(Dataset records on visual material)
====

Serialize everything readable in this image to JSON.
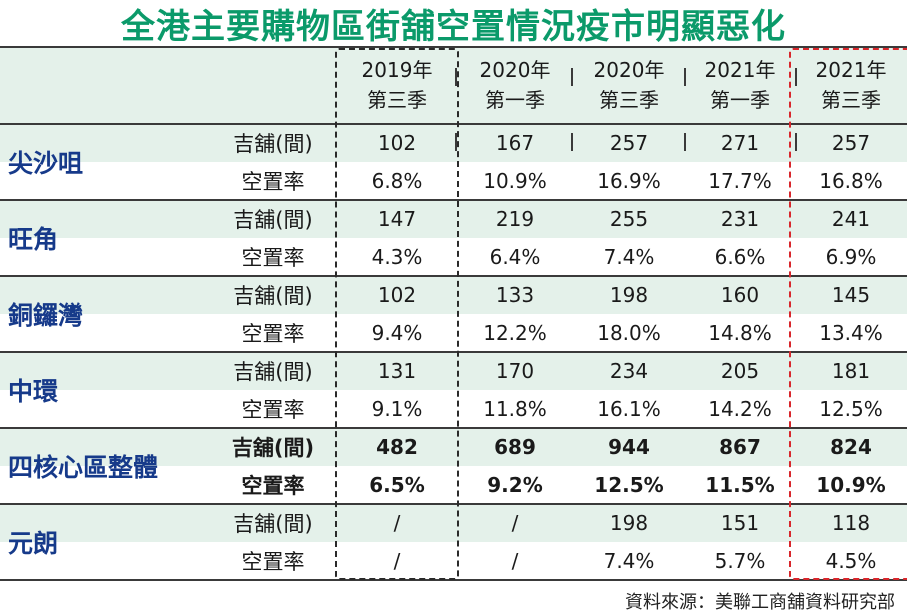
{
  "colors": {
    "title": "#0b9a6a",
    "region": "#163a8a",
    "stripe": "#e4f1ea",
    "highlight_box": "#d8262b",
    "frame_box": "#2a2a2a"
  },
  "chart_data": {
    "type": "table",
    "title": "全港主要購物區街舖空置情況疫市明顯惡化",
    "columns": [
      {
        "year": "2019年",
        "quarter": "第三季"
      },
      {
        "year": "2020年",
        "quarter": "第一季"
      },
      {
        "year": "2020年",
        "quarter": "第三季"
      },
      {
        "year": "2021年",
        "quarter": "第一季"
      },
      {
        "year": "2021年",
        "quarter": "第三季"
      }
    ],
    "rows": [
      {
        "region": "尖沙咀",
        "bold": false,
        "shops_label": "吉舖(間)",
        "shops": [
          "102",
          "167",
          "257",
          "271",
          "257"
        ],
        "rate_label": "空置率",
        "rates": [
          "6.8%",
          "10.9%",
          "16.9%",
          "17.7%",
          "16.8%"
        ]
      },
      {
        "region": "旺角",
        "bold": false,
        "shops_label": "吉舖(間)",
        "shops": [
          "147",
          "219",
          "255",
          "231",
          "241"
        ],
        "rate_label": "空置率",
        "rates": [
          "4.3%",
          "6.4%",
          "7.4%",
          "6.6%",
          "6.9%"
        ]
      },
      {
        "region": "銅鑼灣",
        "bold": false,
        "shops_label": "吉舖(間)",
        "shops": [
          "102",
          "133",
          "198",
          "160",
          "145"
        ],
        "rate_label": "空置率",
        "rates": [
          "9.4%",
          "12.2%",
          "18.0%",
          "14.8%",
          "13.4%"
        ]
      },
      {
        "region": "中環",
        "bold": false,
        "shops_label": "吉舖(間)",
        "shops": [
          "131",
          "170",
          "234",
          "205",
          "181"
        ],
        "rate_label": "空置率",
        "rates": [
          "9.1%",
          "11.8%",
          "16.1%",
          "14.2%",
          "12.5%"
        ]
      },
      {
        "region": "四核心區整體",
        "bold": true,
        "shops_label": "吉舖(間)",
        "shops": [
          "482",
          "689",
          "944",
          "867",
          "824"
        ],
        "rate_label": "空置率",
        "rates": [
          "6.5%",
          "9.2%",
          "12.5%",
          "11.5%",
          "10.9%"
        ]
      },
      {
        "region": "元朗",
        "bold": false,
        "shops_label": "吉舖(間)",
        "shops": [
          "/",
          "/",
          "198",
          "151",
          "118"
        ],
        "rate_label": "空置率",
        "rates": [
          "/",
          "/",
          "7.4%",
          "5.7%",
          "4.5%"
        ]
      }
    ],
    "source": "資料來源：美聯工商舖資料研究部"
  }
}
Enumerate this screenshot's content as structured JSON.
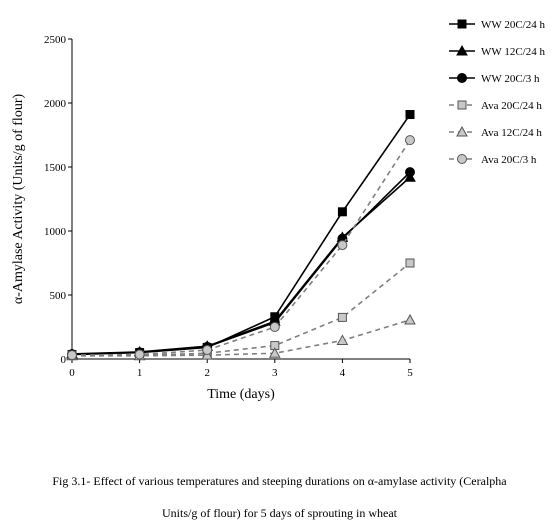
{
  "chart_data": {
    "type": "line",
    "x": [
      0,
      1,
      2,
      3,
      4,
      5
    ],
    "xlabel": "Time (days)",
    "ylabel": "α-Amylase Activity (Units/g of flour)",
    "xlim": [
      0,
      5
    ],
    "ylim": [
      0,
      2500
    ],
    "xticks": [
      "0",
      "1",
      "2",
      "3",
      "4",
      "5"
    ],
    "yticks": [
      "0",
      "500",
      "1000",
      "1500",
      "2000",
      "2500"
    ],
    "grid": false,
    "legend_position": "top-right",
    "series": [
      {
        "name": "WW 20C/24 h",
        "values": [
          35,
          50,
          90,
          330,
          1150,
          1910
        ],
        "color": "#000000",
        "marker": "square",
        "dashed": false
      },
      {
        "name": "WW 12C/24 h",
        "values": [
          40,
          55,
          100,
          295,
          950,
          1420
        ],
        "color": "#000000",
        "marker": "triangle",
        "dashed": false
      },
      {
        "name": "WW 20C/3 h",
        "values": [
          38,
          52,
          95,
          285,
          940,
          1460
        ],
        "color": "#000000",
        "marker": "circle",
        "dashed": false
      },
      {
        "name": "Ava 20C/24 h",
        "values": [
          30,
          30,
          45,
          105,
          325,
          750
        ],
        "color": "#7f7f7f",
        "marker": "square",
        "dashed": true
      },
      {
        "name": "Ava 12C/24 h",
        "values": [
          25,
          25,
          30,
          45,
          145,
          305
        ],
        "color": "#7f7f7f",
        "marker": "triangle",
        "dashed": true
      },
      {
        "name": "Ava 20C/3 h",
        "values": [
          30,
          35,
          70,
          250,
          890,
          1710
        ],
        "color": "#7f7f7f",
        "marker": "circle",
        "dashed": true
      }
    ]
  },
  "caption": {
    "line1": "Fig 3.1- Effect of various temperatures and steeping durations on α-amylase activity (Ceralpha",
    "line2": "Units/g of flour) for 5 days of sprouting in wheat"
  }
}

====

Every line that holds the word "JSON" should be extracted.

### SOLUTION
Serialize everything readable in this image to JSON.
Enumerate this screenshot's content as structured JSON.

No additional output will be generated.